== GIVEN EXERCISE ==
Every line of the data that contains the string "eller" must be copied.

= = =

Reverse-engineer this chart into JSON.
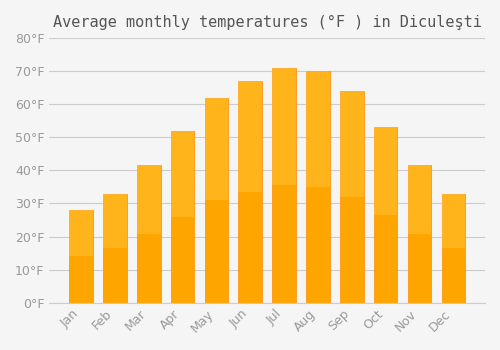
{
  "title": "Average monthly temperatures (°F ) in Diculeşti",
  "months": [
    "Jan",
    "Feb",
    "Mar",
    "Apr",
    "May",
    "Jun",
    "Jul",
    "Aug",
    "Sep",
    "Oct",
    "Nov",
    "Dec"
  ],
  "values": [
    28.0,
    33.0,
    41.5,
    52.0,
    62.0,
    67.0,
    71.0,
    70.0,
    64.0,
    53.0,
    41.5,
    33.0
  ],
  "bar_color": "#FFA500",
  "bar_edge_color": "#FF8C00",
  "background_color": "#F5F5F5",
  "grid_color": "#CCCCCC",
  "ylim": [
    0,
    80
  ],
  "yticks": [
    0,
    10,
    20,
    30,
    40,
    50,
    60,
    70,
    80
  ],
  "title_fontsize": 11,
  "tick_fontsize": 9
}
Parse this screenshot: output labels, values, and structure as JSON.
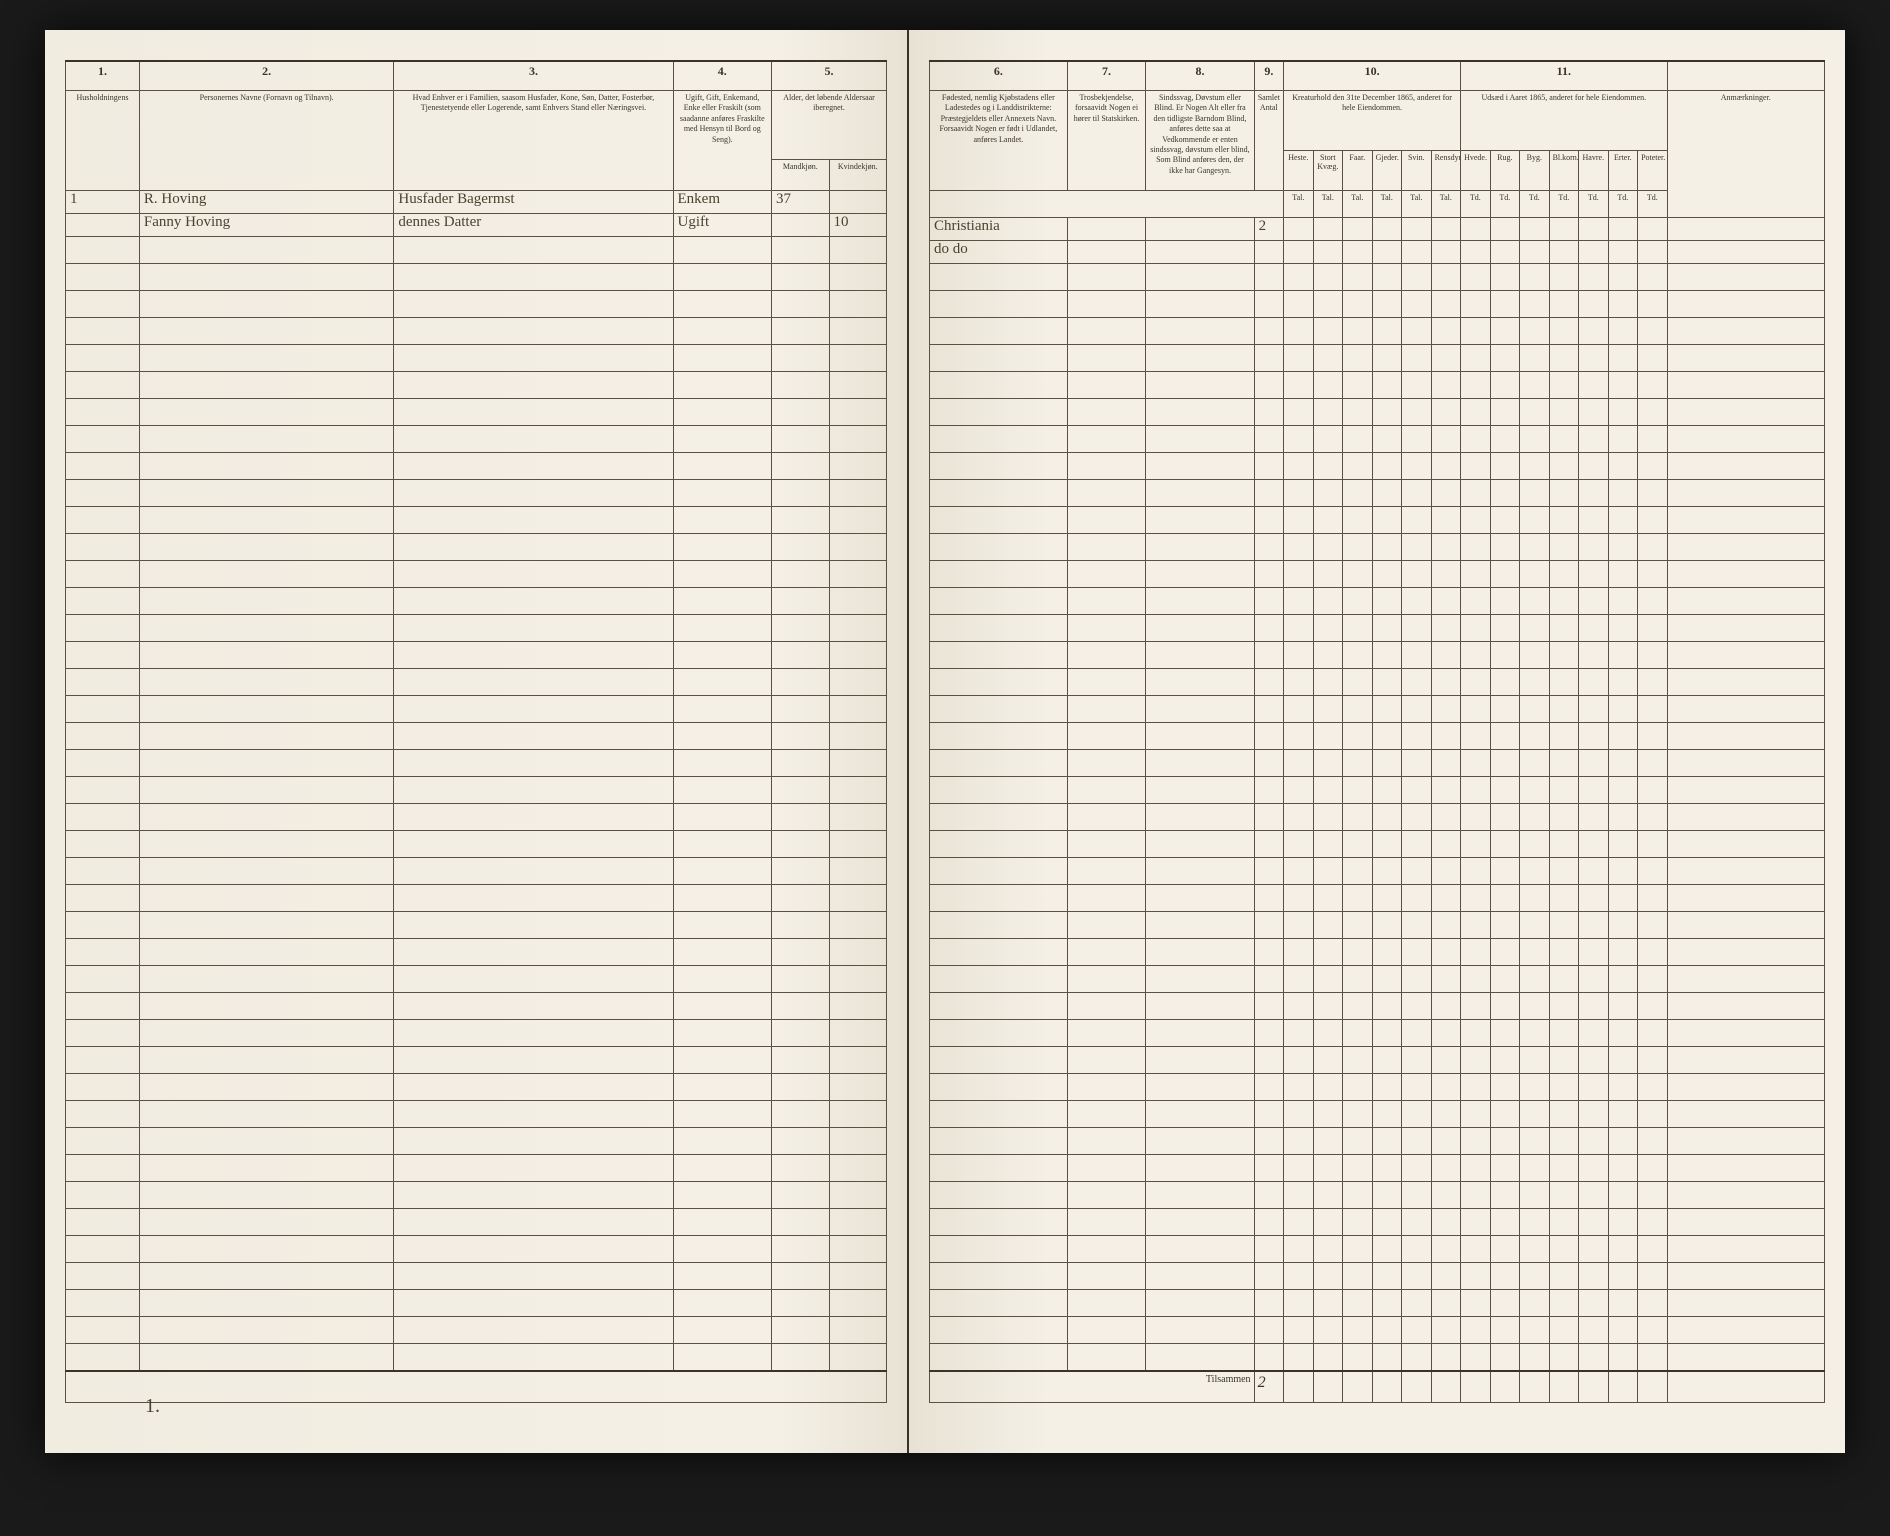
{
  "left_page": {
    "column_numbers": [
      "1.",
      "2.",
      "3.",
      "4.",
      "5."
    ],
    "headers": {
      "col1": "Husholdningens",
      "col2": "Personernes Navne (Fornavn og Tilnavn).",
      "col3": "Hvad Enhver er i Familien, saasom Husfader, Kone, Søn, Datter, Fosterbør, Tjenestetyende eller Logerende, samt Enhvers Stand eller Næringsvei.",
      "col4": "Ugift, Gift, Enkemand, Enke eller Fraskilt (som saadanne anføres Fraskilte med Hensyn til Bord og Seng).",
      "col5": "Alder, det løbende Aldersaar iberegnet.",
      "col5_sub1": "Mandkjøn.",
      "col5_sub2": "Kvindekjøn."
    },
    "rows": [
      {
        "num": "1",
        "name": "R. Hoving",
        "role": "Husfader Bagermst",
        "status": "Enkem",
        "age_m": "37",
        "age_f": ""
      },
      {
        "num": "",
        "name": "Fanny Hoving",
        "role": "dennes Datter",
        "status": "Ugift",
        "age_m": "",
        "age_f": "10"
      }
    ],
    "bottom_mark": "1."
  },
  "right_page": {
    "column_numbers": [
      "6.",
      "7.",
      "8.",
      "9.",
      "10.",
      "11."
    ],
    "headers": {
      "col6": "Fødested, nemlig Kjøbstadens eller Ladestedes og i Landdistrikterne: Præstegjeldets eller Annexets Navn. Forsaavidt Nogen er født i Udlandet, anføres Landet.",
      "col7": "Trosbekjendelse, forsaavidt Nogen ei hører til Statskirken.",
      "col8": "Sindssvag, Døvstum eller Blind. Er Nogen Alt eller fra den tidligste Barndom Blind, anføres dette saa at Vedkommende er enten sindssvag, døvstum eller blind, Som Blind anføres den, der ikke har Gangesyn.",
      "col9": "Samlet Antal",
      "col10": "Kreaturhold den 31te December 1865, anderet for hele Eiendommen.",
      "col10_subs": [
        "Heste.",
        "Stort Kvæg.",
        "Faar.",
        "Gjeder.",
        "Svin.",
        "Rensdyr."
      ],
      "col11": "Udsæd i Aaret 1865, anderet for hele Eiendommen.",
      "col11_subs": [
        "Hvede.",
        "Rug.",
        "Byg.",
        "Bl.korn.",
        "Havre.",
        "Erter.",
        "Poteter."
      ],
      "col_anm": "Anmærkninger."
    },
    "sub_labels": [
      "Tal.",
      "Tal.",
      "Tal.",
      "Tal.",
      "Tal.",
      "Tal.",
      "Td.",
      "Td.",
      "Td.",
      "Td.",
      "Td.",
      "Td.",
      "Td."
    ],
    "rows": [
      {
        "place": "Christiania",
        "rel": "",
        "cond": "",
        "count": "2"
      },
      {
        "place": "do  do",
        "rel": "",
        "cond": "",
        "count": ""
      }
    ],
    "footer_label": "Tilsammen",
    "footer_value": "2"
  },
  "style": {
    "page_bg": "#f4f0e6",
    "border_color": "#5a5240",
    "text_color": "#3a3428",
    "handwriting_color": "#4a4230"
  }
}
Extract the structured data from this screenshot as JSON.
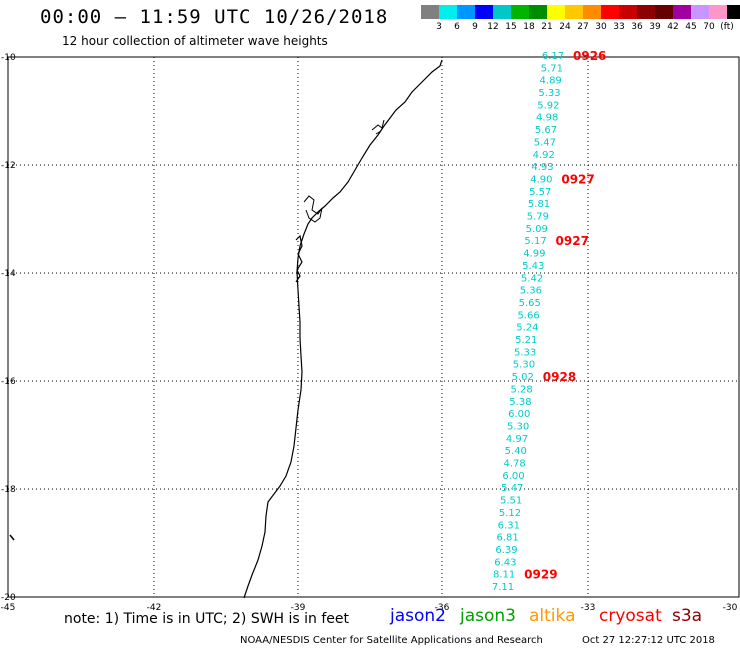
{
  "header": {
    "title": "00:00 – 11:59 UTC 10/26/2018",
    "subtitle": "12 hour collection of altimeter wave heights"
  },
  "scale": {
    "colors": [
      "#808080",
      "#00eeee",
      "#0096ff",
      "#0000ff",
      "#00c8c8",
      "#00b400",
      "#008c00",
      "#ffff00",
      "#ffc800",
      "#ff8c00",
      "#ff0000",
      "#c80000",
      "#8c0000",
      "#640000",
      "#a000a0",
      "#c896ff",
      "#ff96c8",
      "#000000"
    ],
    "labels": [
      "3",
      "6",
      "9",
      "12",
      "15",
      "18",
      "21",
      "24",
      "27",
      "30",
      "33",
      "36",
      "39",
      "42",
      "45",
      "70",
      "(ft)"
    ]
  },
  "map": {
    "lon_range": [
      -45,
      -30
    ],
    "lat_range": [
      -20,
      -10
    ],
    "y_ticks": [
      "-10",
      "-12",
      "-14",
      "-16",
      "-18",
      "-20"
    ],
    "x_ticks": [
      "-45",
      "-42",
      "-39",
      "-36",
      "-33",
      "-30"
    ],
    "grid": true,
    "grid_style": "dotted",
    "track_color": "#00cccc",
    "time_label_color": "#ff0000",
    "land_marker_label": "",
    "swh_labels": [
      "6.17",
      "5.71",
      "4.89",
      "5.33",
      "5.92",
      "4.98",
      "5.67",
      "5.47",
      "4.92",
      "4.93",
      "4.90",
      "5.57",
      "5.81",
      "5.79",
      "5.09",
      "5.17",
      "4.99",
      "5.43",
      "5.42",
      "5.36",
      "5.65",
      "5.66",
      "5.24",
      "5.21",
      "5.33",
      "5.30",
      "5.02",
      "5.28",
      "5.38",
      "6.00",
      "5.30",
      "4.97",
      "5.40",
      "4.78",
      "6.00",
      "5.47",
      "5.51",
      "5.12",
      "6.31",
      "6.81",
      "6.39",
      "6.43",
      "8.11",
      "7.11"
    ],
    "time_labels": [
      {
        "text": "0926",
        "index": 0
      },
      {
        "text": "0927",
        "index": 10
      },
      {
        "text": "0927",
        "index": 15
      },
      {
        "text": "0928",
        "index": 26
      },
      {
        "text": "0929",
        "index": 42
      }
    ]
  },
  "note": "note:  1) Time is in UTC;  2) SWH is in feet",
  "legend": [
    {
      "name": "jason2",
      "color": "#0000ff"
    },
    {
      "name": "jason3",
      "color": "#00a000"
    },
    {
      "name": "altika",
      "color": "#ff9900"
    },
    {
      "name": "cryosat",
      "color": "#ff0000"
    },
    {
      "name": "s3a",
      "color": "#8b0000"
    }
  ],
  "footer": {
    "credit": "NOAA/NESDIS Center for Satellite Applications and Research",
    "timestamp": "Oct 27 12:27:12 UTC 2018"
  }
}
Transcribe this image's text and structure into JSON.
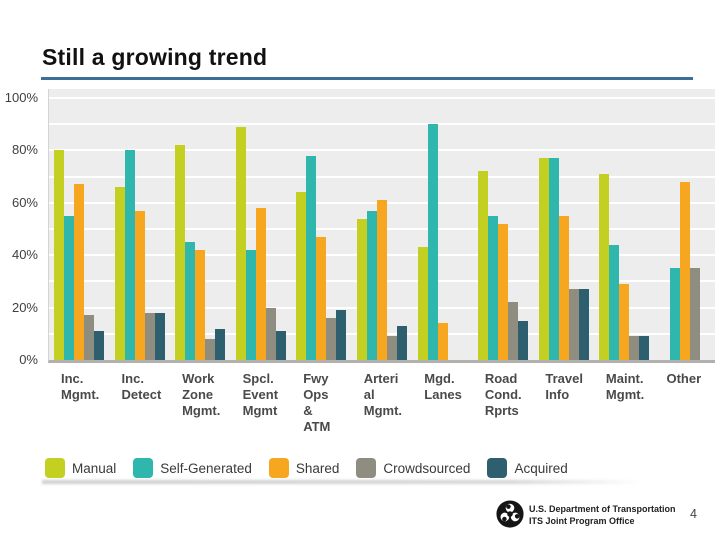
{
  "slide": {
    "title": "Still a growing trend",
    "page_number": "4",
    "footer": {
      "org_line1": "U.S. Department of Transportation",
      "org_line2": "ITS Joint Program Office",
      "logo": "usdot-triskelion-logo"
    },
    "accent_colors": {
      "title_rule": "#3c6e96",
      "logo_black": "#151515"
    }
  },
  "chart_data": {
    "type": "bar",
    "title": "",
    "xlabel": "",
    "ylabel": "",
    "unit": "percent",
    "ylim": [
      0,
      100
    ],
    "grid": {
      "horizontal": true,
      "step": 10,
      "color": "#ffffff"
    },
    "plot_background": "#ededed",
    "axis_line_color": "#b3b1ad",
    "legend_position": "bottom",
    "ytick_values": [
      0,
      20,
      40,
      60,
      80,
      100
    ],
    "ytick_labels": [
      "0%",
      "20%",
      "40%",
      "60%",
      "80%",
      "100%"
    ],
    "categories": [
      "Inc. Mgmt.",
      "Inc. Detect",
      "Work Zone Mgmt.",
      "Spcl. Event Mgmt",
      "Fwy Ops & ATM",
      "Arterial Mgmt.",
      "Mgd. Lanes",
      "Road Cond. Rprts",
      "Travel Info",
      "Maint. Mgmt.",
      "Other"
    ],
    "category_label_lines": [
      [
        "Inc.",
        "Mgmt."
      ],
      [
        "Inc.",
        "Detect"
      ],
      [
        "Work",
        "Zone",
        "Mgmt."
      ],
      [
        "Spcl.",
        "Event",
        "Mgmt"
      ],
      [
        "Fwy",
        "Ops",
        "&",
        "ATM"
      ],
      [
        "Arteri",
        "al",
        "Mgmt."
      ],
      [
        "Mgd.",
        "Lanes"
      ],
      [
        "Road",
        "Cond.",
        "Rprts"
      ],
      [
        "Travel",
        "Info"
      ],
      [
        "Maint.",
        "Mgmt."
      ],
      [
        "Other"
      ]
    ],
    "series": [
      {
        "name": "Manual",
        "color": "#c3d021",
        "values": [
          80,
          66,
          82,
          89,
          64,
          54,
          43,
          72,
          77,
          71,
          0
        ]
      },
      {
        "name": "Self-Generated",
        "color": "#2fb7ad",
        "values": [
          55,
          80,
          45,
          42,
          78,
          57,
          90,
          55,
          77,
          44,
          35
        ]
      },
      {
        "name": "Shared",
        "color": "#f6a61f",
        "values": [
          67,
          57,
          42,
          58,
          47,
          61,
          14,
          52,
          55,
          29,
          68
        ]
      },
      {
        "name": "Crowdsourced",
        "color": "#8f8d80",
        "values": [
          17,
          18,
          8,
          20,
          16,
          9,
          0,
          22,
          27,
          9,
          35
        ]
      },
      {
        "name": "Acquired",
        "color": "#2d5f6e",
        "values": [
          11,
          18,
          12,
          11,
          19,
          13,
          0,
          15,
          27,
          9,
          0
        ]
      }
    ]
  }
}
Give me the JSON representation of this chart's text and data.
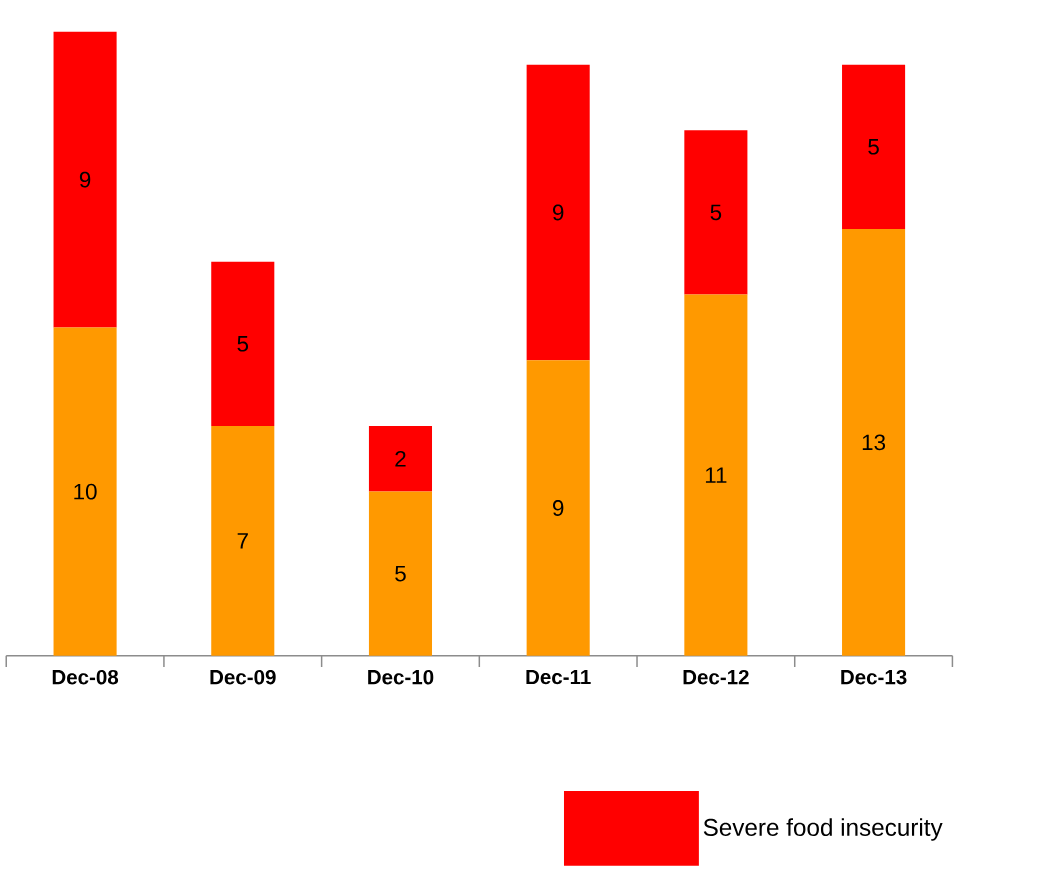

= = =

== OUTPUT FOR THIS EXERCISE ==
      "col3": "Hvad Enhver er i Familien, saasom Husfader, Kone, Søn, Datter, Fosterbør, Tjenestetyende eller Logerende, samt Enhvers Stand eller Næringsvei.",
      "col4": "Ugift, Gift, Enkemand, Enke eller Fraskilt (som saadanne anføres Fraskilte med Hensyn til Bord og Seng).",
      "col6": "Fødested, nemlig Kjøbstadens eller Ladestedes og i Landdistrikterne: Præstegjeldets eller Annexets Navn. Forsaavidt Nogen er født i Udlandet, anføres Landet.",
      "col8": "Sindssvag, Døvstum eller Blind. Er Nogen Alt eller fra den tidligste Barndom Blind, anføres dette saa at Vedkommende er enten sindssvag, døvstum eller blind, Som Blind anføres den, der ikke har Gangesyn.",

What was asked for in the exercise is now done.